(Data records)
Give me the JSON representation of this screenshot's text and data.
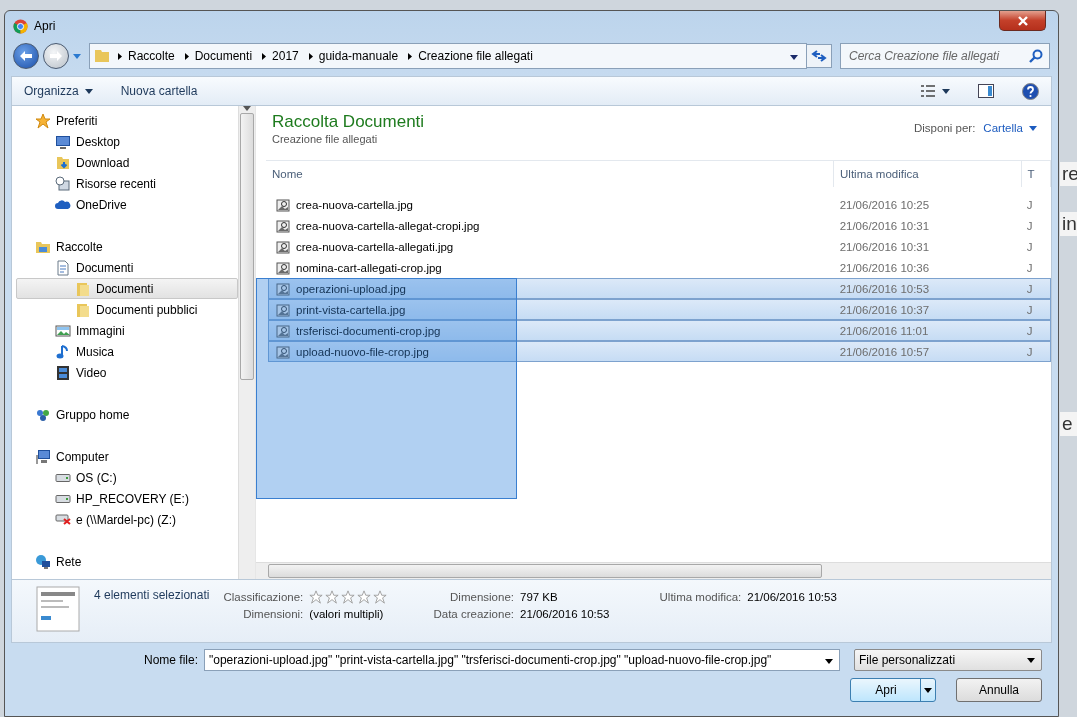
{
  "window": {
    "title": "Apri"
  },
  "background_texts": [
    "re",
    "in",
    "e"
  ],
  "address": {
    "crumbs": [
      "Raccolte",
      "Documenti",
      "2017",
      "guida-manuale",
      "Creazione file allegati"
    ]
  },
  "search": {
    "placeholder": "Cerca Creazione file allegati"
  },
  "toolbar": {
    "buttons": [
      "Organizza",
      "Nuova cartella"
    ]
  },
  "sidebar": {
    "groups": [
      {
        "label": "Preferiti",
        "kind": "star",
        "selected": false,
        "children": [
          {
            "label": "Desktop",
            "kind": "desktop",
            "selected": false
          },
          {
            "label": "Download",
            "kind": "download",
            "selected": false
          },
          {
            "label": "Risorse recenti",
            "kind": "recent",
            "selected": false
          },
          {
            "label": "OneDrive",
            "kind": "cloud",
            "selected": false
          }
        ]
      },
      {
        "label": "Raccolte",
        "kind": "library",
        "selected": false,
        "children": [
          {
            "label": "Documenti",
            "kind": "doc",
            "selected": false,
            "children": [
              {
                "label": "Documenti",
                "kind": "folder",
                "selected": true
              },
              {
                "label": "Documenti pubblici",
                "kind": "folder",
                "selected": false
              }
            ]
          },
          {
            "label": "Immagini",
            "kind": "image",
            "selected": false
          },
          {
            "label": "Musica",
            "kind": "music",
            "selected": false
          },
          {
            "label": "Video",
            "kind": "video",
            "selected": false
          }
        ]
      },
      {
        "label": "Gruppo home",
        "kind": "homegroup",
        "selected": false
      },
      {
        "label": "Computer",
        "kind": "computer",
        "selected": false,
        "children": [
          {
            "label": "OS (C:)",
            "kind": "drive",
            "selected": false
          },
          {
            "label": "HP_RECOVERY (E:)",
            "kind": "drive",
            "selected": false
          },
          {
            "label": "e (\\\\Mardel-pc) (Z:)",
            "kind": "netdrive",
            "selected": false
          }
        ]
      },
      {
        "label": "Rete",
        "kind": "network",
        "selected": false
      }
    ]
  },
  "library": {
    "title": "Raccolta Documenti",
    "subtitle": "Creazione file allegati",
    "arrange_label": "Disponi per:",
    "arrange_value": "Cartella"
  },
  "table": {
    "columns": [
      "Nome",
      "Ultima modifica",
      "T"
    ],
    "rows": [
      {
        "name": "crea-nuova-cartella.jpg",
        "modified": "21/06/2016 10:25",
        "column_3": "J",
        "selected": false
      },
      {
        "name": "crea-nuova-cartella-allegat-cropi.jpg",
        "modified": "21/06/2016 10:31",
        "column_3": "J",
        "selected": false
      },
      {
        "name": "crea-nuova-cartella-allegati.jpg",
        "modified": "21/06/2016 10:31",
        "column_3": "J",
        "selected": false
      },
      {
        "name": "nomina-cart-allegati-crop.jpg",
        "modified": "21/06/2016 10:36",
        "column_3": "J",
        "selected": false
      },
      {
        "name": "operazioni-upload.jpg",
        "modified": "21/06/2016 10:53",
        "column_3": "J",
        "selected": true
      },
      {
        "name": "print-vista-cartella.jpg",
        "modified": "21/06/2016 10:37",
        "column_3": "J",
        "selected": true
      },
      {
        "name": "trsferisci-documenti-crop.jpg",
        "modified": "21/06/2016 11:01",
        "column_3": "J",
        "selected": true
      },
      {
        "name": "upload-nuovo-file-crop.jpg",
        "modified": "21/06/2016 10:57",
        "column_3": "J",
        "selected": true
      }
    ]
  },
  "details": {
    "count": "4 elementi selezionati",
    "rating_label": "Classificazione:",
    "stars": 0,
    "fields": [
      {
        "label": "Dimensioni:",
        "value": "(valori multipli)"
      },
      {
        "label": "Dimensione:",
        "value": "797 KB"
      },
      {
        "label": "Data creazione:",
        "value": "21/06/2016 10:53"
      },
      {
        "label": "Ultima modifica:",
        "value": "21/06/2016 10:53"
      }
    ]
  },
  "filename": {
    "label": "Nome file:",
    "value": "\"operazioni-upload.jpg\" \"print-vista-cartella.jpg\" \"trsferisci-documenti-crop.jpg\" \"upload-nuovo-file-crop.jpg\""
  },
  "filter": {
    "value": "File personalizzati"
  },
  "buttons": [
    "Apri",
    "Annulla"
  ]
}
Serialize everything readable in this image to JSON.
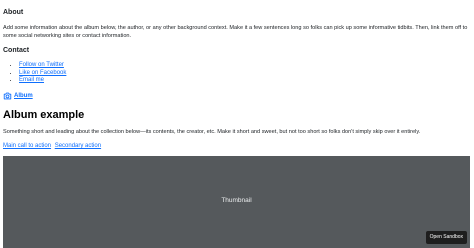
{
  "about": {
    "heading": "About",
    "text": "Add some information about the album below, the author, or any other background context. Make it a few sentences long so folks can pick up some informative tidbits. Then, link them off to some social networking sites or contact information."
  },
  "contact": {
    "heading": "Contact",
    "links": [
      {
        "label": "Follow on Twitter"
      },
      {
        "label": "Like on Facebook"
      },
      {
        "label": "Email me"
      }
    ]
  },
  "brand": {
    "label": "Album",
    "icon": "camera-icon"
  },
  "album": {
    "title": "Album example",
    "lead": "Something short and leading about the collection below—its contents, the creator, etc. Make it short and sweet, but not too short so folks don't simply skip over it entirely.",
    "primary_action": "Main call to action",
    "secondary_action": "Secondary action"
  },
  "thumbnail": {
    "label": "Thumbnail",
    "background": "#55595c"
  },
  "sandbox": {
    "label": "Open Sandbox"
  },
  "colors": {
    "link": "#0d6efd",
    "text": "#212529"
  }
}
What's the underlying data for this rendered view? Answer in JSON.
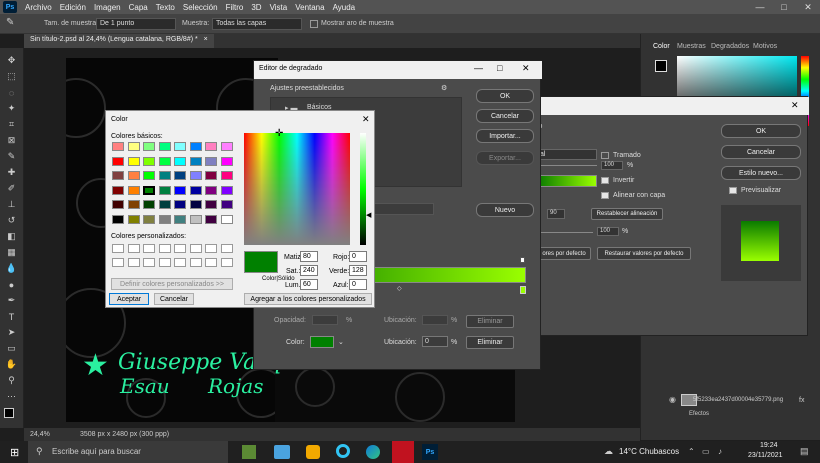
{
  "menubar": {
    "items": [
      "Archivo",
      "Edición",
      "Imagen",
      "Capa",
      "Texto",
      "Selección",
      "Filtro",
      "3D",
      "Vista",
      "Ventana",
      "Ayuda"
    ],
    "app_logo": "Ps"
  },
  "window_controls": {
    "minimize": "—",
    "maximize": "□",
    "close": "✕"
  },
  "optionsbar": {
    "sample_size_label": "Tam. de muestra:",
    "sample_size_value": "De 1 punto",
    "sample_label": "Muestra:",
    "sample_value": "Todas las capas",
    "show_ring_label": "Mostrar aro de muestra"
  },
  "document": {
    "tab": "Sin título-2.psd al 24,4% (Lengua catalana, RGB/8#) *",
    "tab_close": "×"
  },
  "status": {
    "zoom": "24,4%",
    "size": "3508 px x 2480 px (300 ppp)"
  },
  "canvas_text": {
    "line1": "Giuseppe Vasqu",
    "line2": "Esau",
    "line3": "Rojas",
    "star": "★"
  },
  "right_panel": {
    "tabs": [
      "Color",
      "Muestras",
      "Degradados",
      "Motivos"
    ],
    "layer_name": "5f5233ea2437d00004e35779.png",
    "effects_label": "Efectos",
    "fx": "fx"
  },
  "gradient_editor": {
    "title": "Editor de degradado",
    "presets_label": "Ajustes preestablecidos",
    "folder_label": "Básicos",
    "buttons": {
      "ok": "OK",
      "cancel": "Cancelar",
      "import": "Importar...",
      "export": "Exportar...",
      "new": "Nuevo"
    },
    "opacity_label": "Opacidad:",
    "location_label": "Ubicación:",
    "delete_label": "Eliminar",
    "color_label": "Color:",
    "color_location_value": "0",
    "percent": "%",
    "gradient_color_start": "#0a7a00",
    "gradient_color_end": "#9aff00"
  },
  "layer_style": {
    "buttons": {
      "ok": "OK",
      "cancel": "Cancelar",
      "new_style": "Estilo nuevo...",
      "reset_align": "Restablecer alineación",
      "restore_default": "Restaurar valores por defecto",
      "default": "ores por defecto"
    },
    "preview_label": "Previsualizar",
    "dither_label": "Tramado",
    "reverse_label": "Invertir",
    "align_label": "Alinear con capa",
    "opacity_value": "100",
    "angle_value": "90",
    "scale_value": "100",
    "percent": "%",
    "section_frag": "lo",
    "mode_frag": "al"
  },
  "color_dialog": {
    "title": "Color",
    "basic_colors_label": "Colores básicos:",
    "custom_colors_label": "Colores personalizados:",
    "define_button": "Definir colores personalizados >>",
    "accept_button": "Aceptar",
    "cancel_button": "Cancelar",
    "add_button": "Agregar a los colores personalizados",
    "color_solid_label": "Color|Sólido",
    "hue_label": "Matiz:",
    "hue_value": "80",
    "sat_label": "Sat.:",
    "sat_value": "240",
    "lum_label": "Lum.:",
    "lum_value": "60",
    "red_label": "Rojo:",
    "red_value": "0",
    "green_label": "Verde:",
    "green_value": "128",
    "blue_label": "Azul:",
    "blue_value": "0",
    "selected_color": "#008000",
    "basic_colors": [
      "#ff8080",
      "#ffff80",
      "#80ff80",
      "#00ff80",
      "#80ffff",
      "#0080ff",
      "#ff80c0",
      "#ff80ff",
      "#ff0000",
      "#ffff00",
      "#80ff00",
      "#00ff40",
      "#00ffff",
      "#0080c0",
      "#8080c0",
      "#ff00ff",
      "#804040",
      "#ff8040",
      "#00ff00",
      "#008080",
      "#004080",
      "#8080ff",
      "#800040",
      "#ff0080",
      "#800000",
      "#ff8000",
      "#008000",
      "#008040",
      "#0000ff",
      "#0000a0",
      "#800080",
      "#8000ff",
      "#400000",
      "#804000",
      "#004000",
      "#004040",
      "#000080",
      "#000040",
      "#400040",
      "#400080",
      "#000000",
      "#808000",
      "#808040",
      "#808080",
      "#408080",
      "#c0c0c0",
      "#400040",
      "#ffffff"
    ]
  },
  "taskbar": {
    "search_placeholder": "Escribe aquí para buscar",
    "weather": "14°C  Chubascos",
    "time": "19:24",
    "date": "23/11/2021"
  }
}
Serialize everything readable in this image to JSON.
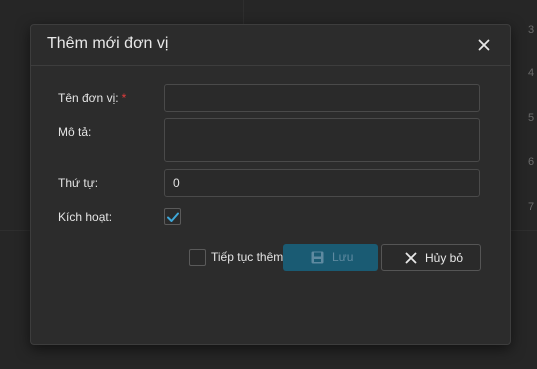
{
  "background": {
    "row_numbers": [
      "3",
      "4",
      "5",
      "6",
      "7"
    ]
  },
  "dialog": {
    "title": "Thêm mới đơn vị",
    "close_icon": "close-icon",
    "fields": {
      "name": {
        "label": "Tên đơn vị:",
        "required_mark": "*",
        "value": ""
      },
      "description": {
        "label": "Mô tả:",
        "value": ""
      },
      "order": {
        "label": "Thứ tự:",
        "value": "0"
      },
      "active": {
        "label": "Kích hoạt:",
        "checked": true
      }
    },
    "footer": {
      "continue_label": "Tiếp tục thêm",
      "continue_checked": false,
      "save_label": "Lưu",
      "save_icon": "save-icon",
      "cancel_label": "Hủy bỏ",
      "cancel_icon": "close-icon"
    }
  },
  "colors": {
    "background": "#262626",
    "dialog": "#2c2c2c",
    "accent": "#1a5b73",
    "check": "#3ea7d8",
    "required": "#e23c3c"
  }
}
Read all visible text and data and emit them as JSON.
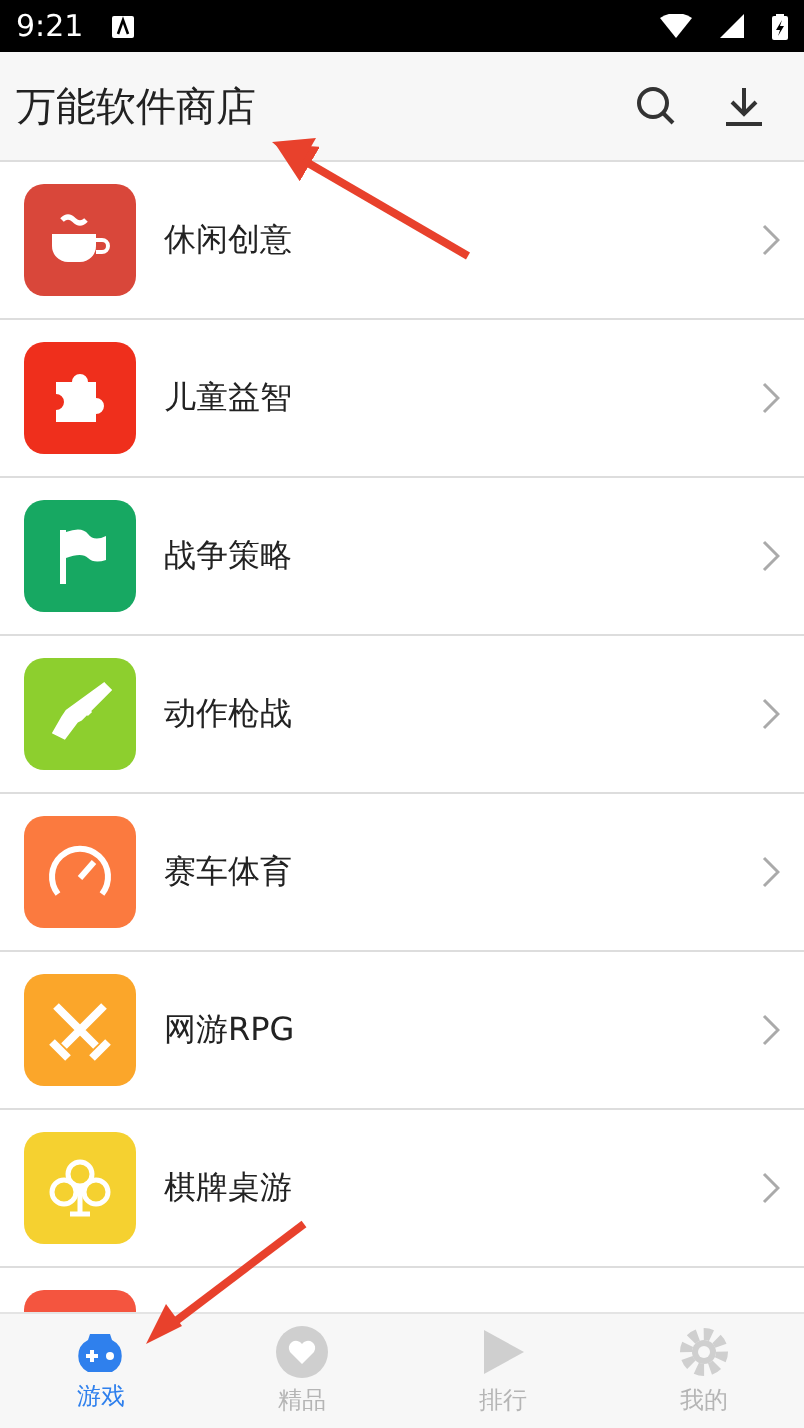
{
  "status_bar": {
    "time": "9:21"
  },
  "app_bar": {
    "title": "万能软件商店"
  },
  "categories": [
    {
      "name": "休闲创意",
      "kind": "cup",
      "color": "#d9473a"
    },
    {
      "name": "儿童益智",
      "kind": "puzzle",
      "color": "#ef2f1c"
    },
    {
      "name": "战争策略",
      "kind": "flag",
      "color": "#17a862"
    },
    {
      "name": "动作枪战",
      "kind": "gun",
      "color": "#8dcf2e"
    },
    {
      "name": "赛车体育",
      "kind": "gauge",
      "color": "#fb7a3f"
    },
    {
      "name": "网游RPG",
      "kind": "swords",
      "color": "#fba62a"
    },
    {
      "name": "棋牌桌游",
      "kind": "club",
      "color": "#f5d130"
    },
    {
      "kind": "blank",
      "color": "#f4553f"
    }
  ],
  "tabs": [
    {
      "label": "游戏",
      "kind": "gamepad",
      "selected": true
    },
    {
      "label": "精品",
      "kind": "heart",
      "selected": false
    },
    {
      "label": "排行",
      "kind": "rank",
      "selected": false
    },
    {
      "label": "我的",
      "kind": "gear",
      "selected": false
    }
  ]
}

- _Problem details_: Report only how many lines in the records contain the word "personalizados".

- _Result of the task_: 3